--- GIVEN DATA ---

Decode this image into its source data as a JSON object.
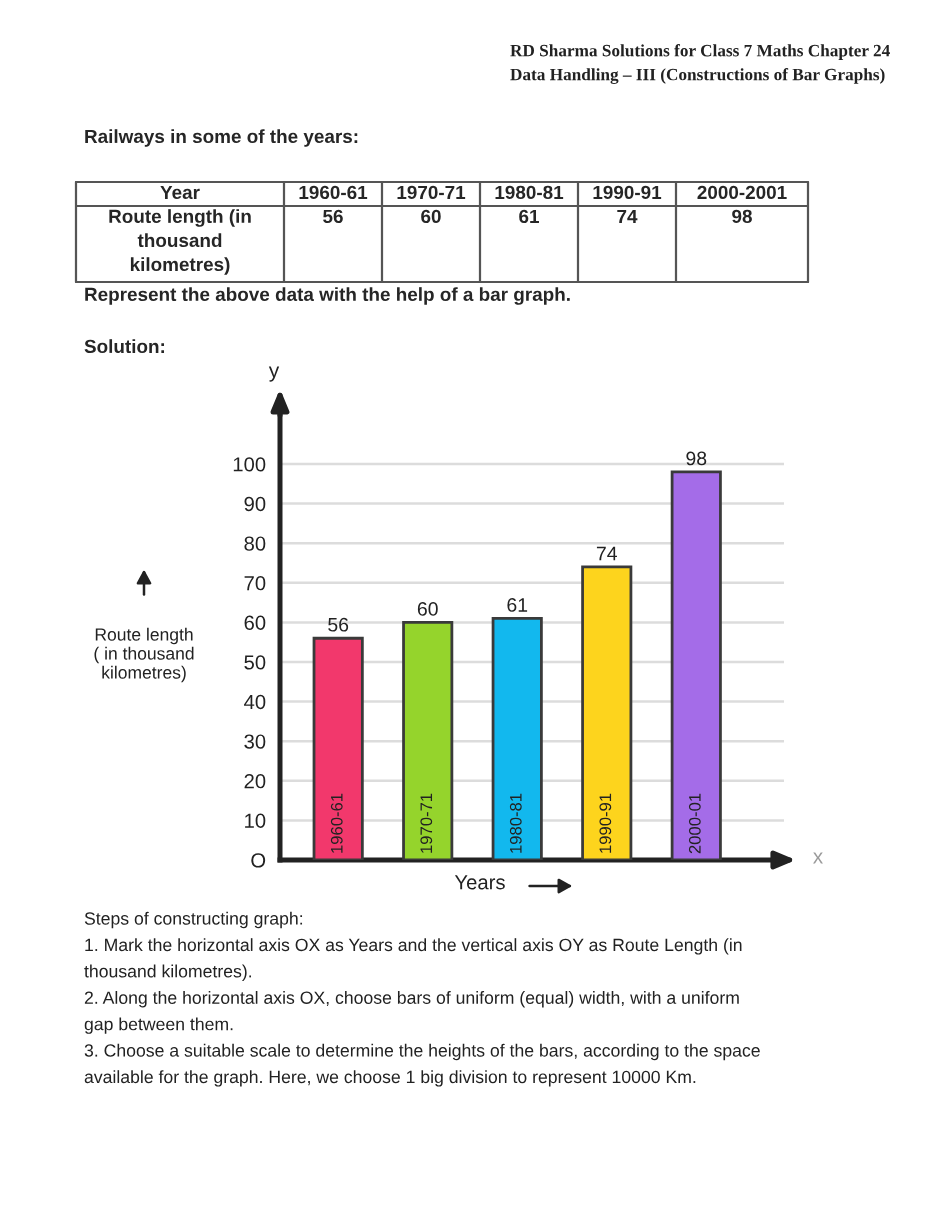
{
  "chart_data": {
    "type": "bar",
    "title": "Railways in some of the years:",
    "xlabel": "Years",
    "ylabel": "Route length\n( in thousand\nkilometres)",
    "annotations": [
      "RD Sharma Solutions for Class 7 Maths Chapter 24\nData Handling – III (Constructions of Bar Graphs)",
      "Year",
      "1960-61",
      "1970-71",
      "1980-81",
      "1990-91",
      "2000-2001",
      "Route length (in\nthousand\nkilometres)",
      "56",
      "60",
      "61",
      "74",
      "98",
      "Represent the above data with the help of a bar graph.",
      "Solution:",
      "y",
      "x",
      "Steps of constructing graph:\n1. Mark the horizontal axis OX as Years and the vertical axis OY as Route Length (in\nthousand kilometres).\n2. Along the horizontal axis OX, choose bars of uniform (equal) width, with a uniform\ngap between them.\n3. Choose a suitable scale to determine the heights of the bars, according to the space\navailable for the graph. Here, we choose 1 big division to represent 10000 Km."
    ],
    "categories": [
      "1960-61",
      "1970-71",
      "1980-81",
      "1990-91",
      "2000-01"
    ],
    "values": [
      56,
      60,
      61,
      74,
      98
    ],
    "colors": [
      "#f2386c",
      "#95d42c",
      "#12b8ee",
      "#fdd41d",
      "#a46ce8"
    ],
    "ylim": [
      0,
      112
    ],
    "yticks": [
      {
        "value": 0,
        "label": "O"
      },
      10,
      20,
      30,
      40,
      50,
      60,
      70,
      80,
      90,
      100
    ],
    "grid": "y",
    "data_labels": true
  }
}
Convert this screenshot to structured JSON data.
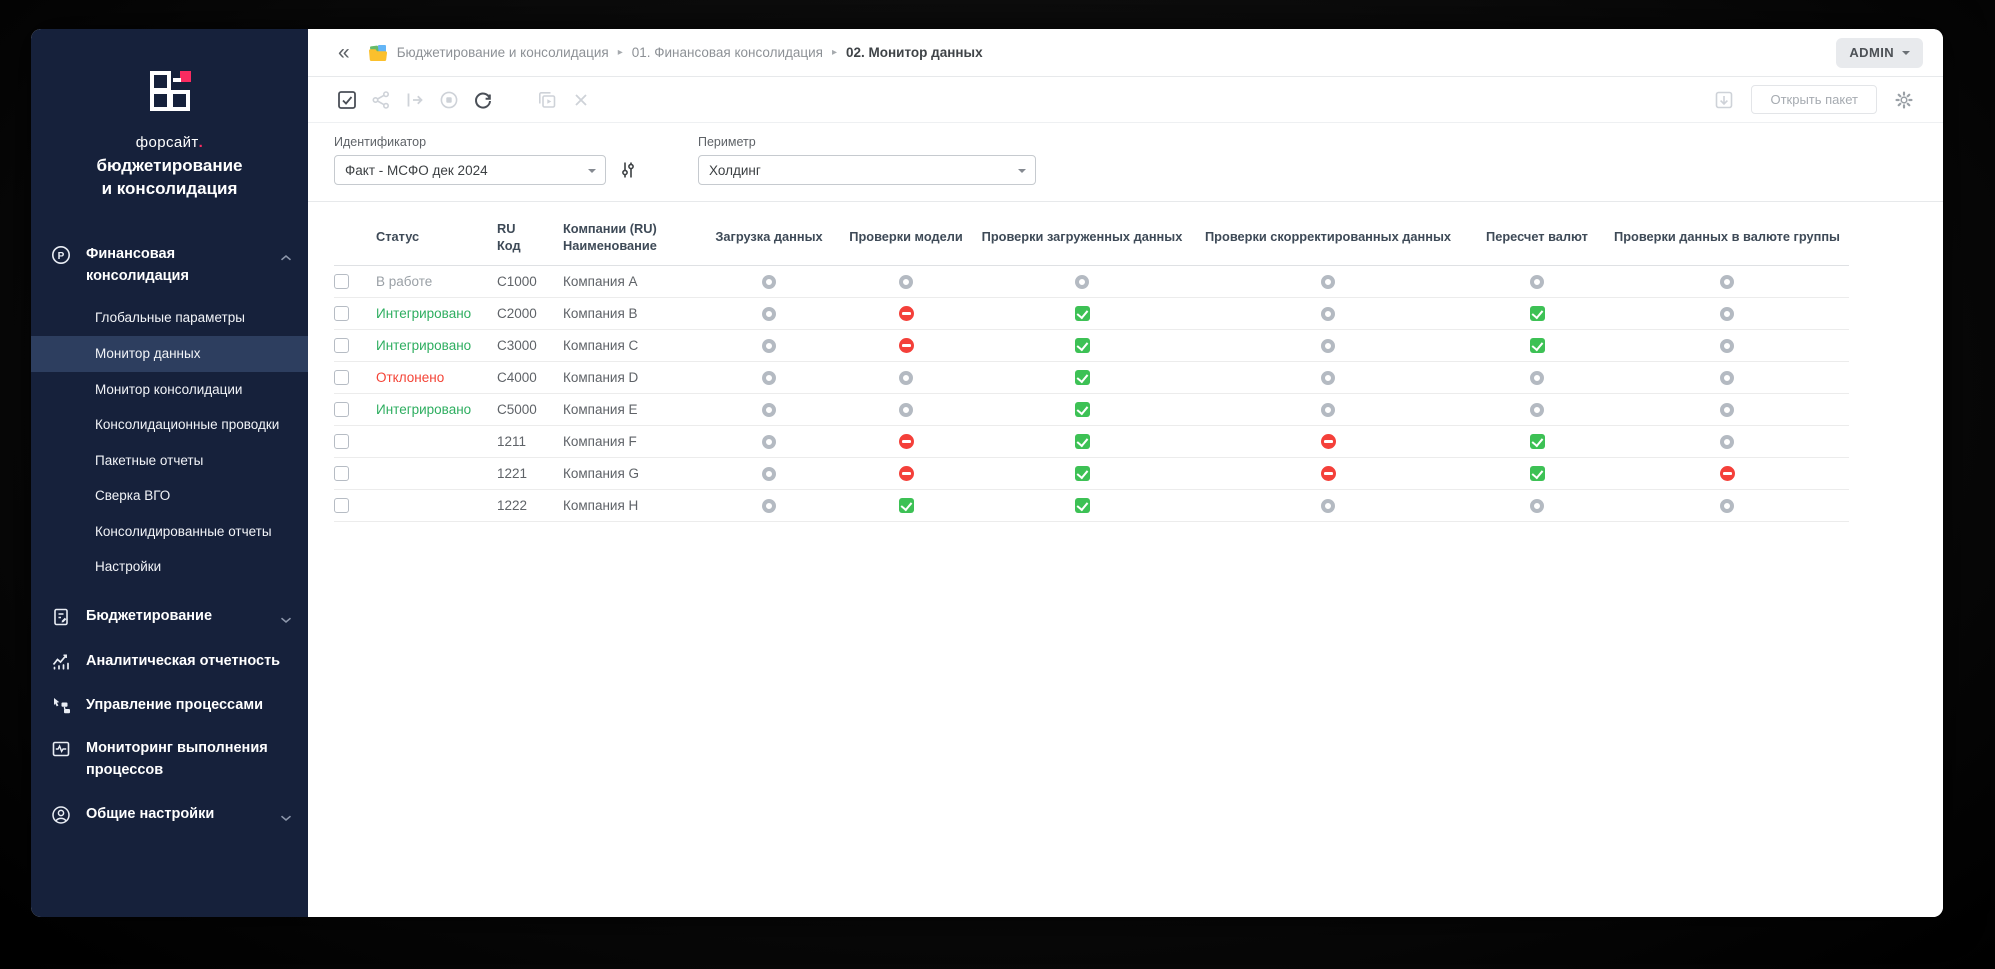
{
  "app": {
    "user_menu_label": "ADMIN"
  },
  "brand": {
    "wordmark": "форсайт",
    "wordmark_dot": ".",
    "product_line1": "бюджетирование",
    "product_line2": "и консолидация"
  },
  "sidebar": {
    "sections": [
      {
        "label": "Финансовая консолидация",
        "icon": "p-circle-icon",
        "state": "expanded",
        "children": [
          {
            "label": "Глобальные параметры",
            "active": false
          },
          {
            "label": "Монитор данных",
            "active": true
          },
          {
            "label": "Монитор консолидации",
            "active": false
          },
          {
            "label": "Консолидационные проводки",
            "active": false
          },
          {
            "label": "Пакетные отчеты",
            "active": false
          },
          {
            "label": "Сверка ВГО",
            "active": false
          },
          {
            "label": "Консолидированные отчеты",
            "active": false
          },
          {
            "label": "Настройки",
            "active": false
          }
        ]
      },
      {
        "label": "Бюджетирование",
        "icon": "budget-document-icon",
        "state": "collapsed"
      },
      {
        "label": "Аналитическая отчетность",
        "icon": "analytics-chart-icon",
        "state": "plain"
      },
      {
        "label": "Управление процессами",
        "icon": "process-flow-icon",
        "state": "plain"
      },
      {
        "label": "Мониторинг выполнения процессов",
        "icon": "process-monitor-icon",
        "state": "plain"
      },
      {
        "label": "Общие настройки",
        "icon": "user-circle-icon",
        "state": "collapsed"
      }
    ]
  },
  "breadcrumb": {
    "items": [
      "Бюджетирование и консолидация",
      "01. Финансовая консолидация",
      "02. Монитор данных"
    ]
  },
  "toolbar": {
    "buttons": [
      {
        "name": "select-checkbox",
        "enabled": true
      },
      {
        "name": "share",
        "enabled": false
      },
      {
        "name": "export",
        "enabled": false
      },
      {
        "name": "stop",
        "enabled": false
      },
      {
        "name": "refresh",
        "enabled": true
      },
      {
        "name": "open-in-window",
        "enabled": false
      },
      {
        "name": "close",
        "enabled": false
      }
    ],
    "open_package_label": "Открыть пакет"
  },
  "filters": {
    "identifier": {
      "label": "Идентификатор",
      "value": "Факт - МСФО дек 2024"
    },
    "perimeter": {
      "label": "Периметр",
      "value": "Холдинг"
    }
  },
  "table": {
    "columns": [
      "Статус",
      "RU\nКод",
      "Компании (RU)\nНаименование",
      "Загрузка данных",
      "Проверки модели",
      "Проверки загруженных данных",
      "Проверки скорректированных данных",
      "Пересчет валют",
      "Проверки данных в валюте группы"
    ],
    "rows": [
      {
        "status": "В работе",
        "status_type": "progress",
        "code": "C1000",
        "name": "Компания A",
        "checks": [
          "pending",
          "pending",
          "pending",
          "pending",
          "pending",
          "pending"
        ]
      },
      {
        "status": "Интегрировано",
        "status_type": "integrated",
        "code": "C2000",
        "name": "Компания B",
        "checks": [
          "pending",
          "error",
          "ok",
          "pending",
          "ok",
          "pending"
        ]
      },
      {
        "status": "Интегрировано",
        "status_type": "integrated",
        "code": "C3000",
        "name": "Компания C",
        "checks": [
          "pending",
          "error",
          "ok",
          "pending",
          "ok",
          "pending"
        ]
      },
      {
        "status": "Отклонено",
        "status_type": "rejected",
        "code": "C4000",
        "name": "Компания D",
        "checks": [
          "pending",
          "pending",
          "ok",
          "pending",
          "pending",
          "pending"
        ]
      },
      {
        "status": "Интегрировано",
        "status_type": "integrated",
        "code": "C5000",
        "name": "Компания E",
        "checks": [
          "pending",
          "pending",
          "ok",
          "pending",
          "pending",
          "pending"
        ]
      },
      {
        "status": "",
        "status_type": "none",
        "code": "1211",
        "name": "Компания F",
        "checks": [
          "pending",
          "error",
          "ok",
          "error",
          "ok",
          "pending"
        ]
      },
      {
        "status": "",
        "status_type": "none",
        "code": "1221",
        "name": "Компания G",
        "checks": [
          "pending",
          "error",
          "ok",
          "error",
          "ok",
          "error"
        ]
      },
      {
        "status": "",
        "status_type": "none",
        "code": "1222",
        "name": "Компания H",
        "checks": [
          "pending",
          "ok",
          "ok",
          "pending",
          "pending",
          "pending"
        ]
      }
    ]
  },
  "colors": {
    "accent_pink": "#f92b60",
    "sidebar_bg": "#16213b",
    "sidebar_active_bg": "#2d3e5f",
    "check_ok": "#3dc155",
    "check_error": "#f4403a",
    "check_pending": "#b4bac2",
    "status_integrated": "#2eae60",
    "status_rejected": "#f44336",
    "status_progress": "#9aa0a6"
  }
}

---

▶ [WHAT YOU HAVE TO DO]:
Quote the full listing above word for word; exclude every picture from the copy.

▶ [TASK SOLUTION]:
Decode this image into its source data as a JSON object.
{
  "chart_data": {
    "type": "bar",
    "title": "Railways in some of the years:",
    "xlabel": "Years",
    "ylabel": "Route length\n( in thousand\nkilometres)",
    "annotations": [
      "RD Sharma Solutions for Class 7 Maths Chapter 24\nData Handling – III (Constructions of Bar Graphs)",
      "Year",
      "1960-61",
      "1970-71",
      "1980-81",
      "1990-91",
      "2000-2001",
      "Route length (in\nthousand\nkilometres)",
      "56",
      "60",
      "61",
      "74",
      "98",
      "Represent the above data with the help of a bar graph.",
      "Solution:",
      "y",
      "x",
      "Steps of constructing graph:\n1. Mark the horizontal axis OX as Years and the vertical axis OY as Route Length (in\nthousand kilometres).\n2. Along the horizontal axis OX, choose bars of uniform (equal) width, with a uniform\ngap between them.\n3. Choose a suitable scale to determine the heights of the bars, according to the space\navailable for the graph. Here, we choose 1 big division to represent 10000 Km."
    ],
    "categories": [
      "1960-61",
      "1970-71",
      "1980-81",
      "1990-91",
      "2000-01"
    ],
    "values": [
      56,
      60,
      61,
      74,
      98
    ],
    "colors": [
      "#f2386c",
      "#95d42c",
      "#12b8ee",
      "#fdd41d",
      "#a46ce8"
    ],
    "ylim": [
      0,
      112
    ],
    "yticks": [
      {
        "value": 0,
        "label": "O"
      },
      10,
      20,
      30,
      40,
      50,
      60,
      70,
      80,
      90,
      100
    ],
    "grid": "y",
    "data_labels": true
  }
}
Convert this screenshot to structured JSON data.
{
  "app": {
    "user_menu_label": "ADMIN"
  },
  "brand": {
    "wordmark": "форсайт",
    "wordmark_dot": ".",
    "product_line1": "бюджетирование",
    "product_line2": "и консолидация"
  },
  "sidebar": {
    "sections": [
      {
        "label": "Финансовая консолидация",
        "icon": "p-circle-icon",
        "state": "expanded",
        "children": [
          {
            "label": "Глобальные параметры",
            "active": false
          },
          {
            "label": "Монитор данных",
            "active": true
          },
          {
            "label": "Монитор консолидации",
            "active": false
          },
          {
            "label": "Консолидационные проводки",
            "active": false
          },
          {
            "label": "Пакетные отчеты",
            "active": false
          },
          {
            "label": "Сверка ВГО",
            "active": false
          },
          {
            "label": "Консолидированные отчеты",
            "active": false
          },
          {
            "label": "Настройки",
            "active": false
          }
        ]
      },
      {
        "label": "Бюджетирование",
        "icon": "budget-document-icon",
        "state": "collapsed"
      },
      {
        "label": "Аналитическая отчетность",
        "icon": "analytics-chart-icon",
        "state": "plain"
      },
      {
        "label": "Управление процессами",
        "icon": "process-flow-icon",
        "state": "plain"
      },
      {
        "label": "Мониторинг выполнения процессов",
        "icon": "process-monitor-icon",
        "state": "plain"
      },
      {
        "label": "Общие настройки",
        "icon": "user-circle-icon",
        "state": "collapsed"
      }
    ]
  },
  "breadcrumb": {
    "items": [
      "Бюджетирование и консолидация",
      "01. Финансовая консолидация",
      "02. Монитор данных"
    ]
  },
  "toolbar": {
    "buttons": [
      {
        "name": "select-checkbox",
        "enabled": true
      },
      {
        "name": "share",
        "enabled": false
      },
      {
        "name": "export",
        "enabled": false
      },
      {
        "name": "stop",
        "enabled": false
      },
      {
        "name": "refresh",
        "enabled": true
      },
      {
        "name": "open-in-window",
        "enabled": false
      },
      {
        "name": "close",
        "enabled": false
      }
    ],
    "open_package_label": "Открыть пакет"
  },
  "filters": {
    "identifier": {
      "label": "Идентификатор",
      "value": "Факт - МСФО дек 2024"
    },
    "perimeter": {
      "label": "Периметр",
      "value": "Холдинг"
    }
  },
  "table": {
    "columns": [
      "Статус",
      "RU\nКод",
      "Компании (RU)\nНаименование",
      "Загрузка данных",
      "Проверки модели",
      "Проверки загруженных данных",
      "Проверки скорректированных данных",
      "Пересчет валют",
      "Проверки данных в валюте группы"
    ],
    "rows": [
      {
        "status": "В работе",
        "status_type": "progress",
        "code": "C1000",
        "name": "Компания A",
        "checks": [
          "pending",
          "pending",
          "pending",
          "pending",
          "pending",
          "pending"
        ]
      },
      {
        "status": "Интегрировано",
        "status_type": "integrated",
        "code": "C2000",
        "name": "Компания B",
        "checks": [
          "pending",
          "error",
          "ok",
          "pending",
          "ok",
          "pending"
        ]
      },
      {
        "status": "Интегрировано",
        "status_type": "integrated",
        "code": "C3000",
        "name": "Компания C",
        "checks": [
          "pending",
          "error",
          "ok",
          "pending",
          "ok",
          "pending"
        ]
      },
      {
        "status": "Отклонено",
        "status_type": "rejected",
        "code": "C4000",
        "name": "Компания D",
        "checks": [
          "pending",
          "pending",
          "ok",
          "pending",
          "pending",
          "pending"
        ]
      },
      {
        "status": "Интегрировано",
        "status_type": "integrated",
        "code": "C5000",
        "name": "Компания E",
        "checks": [
          "pending",
          "pending",
          "ok",
          "pending",
          "pending",
          "pending"
        ]
      },
      {
        "status": "",
        "status_type": "none",
        "code": "1211",
        "name": "Компания F",
        "checks": [
          "pending",
          "error",
          "ok",
          "error",
          "ok",
          "pending"
        ]
      },
      {
        "status": "",
        "status_type": "none",
        "code": "1221",
        "name": "Компания G",
        "checks": [
          "pending",
          "error",
          "ok",
          "error",
          "ok",
          "error"
        ]
      },
      {
        "status": "",
        "status_type": "none",
        "code": "1222",
        "name": "Компания H",
        "checks": [
          "pending",
          "ok",
          "ok",
          "pending",
          "pending",
          "pending"
        ]
      }
    ]
  },
  "colors": {
    "accent_pink": "#f92b60",
    "sidebar_bg": "#16213b",
    "sidebar_active_bg": "#2d3e5f",
    "check_ok": "#3dc155",
    "check_error": "#f4403a",
    "check_pending": "#b4bac2",
    "status_integrated": "#2eae60",
    "status_rejected": "#f44336",
    "status_progress": "#9aa0a6"
  }
}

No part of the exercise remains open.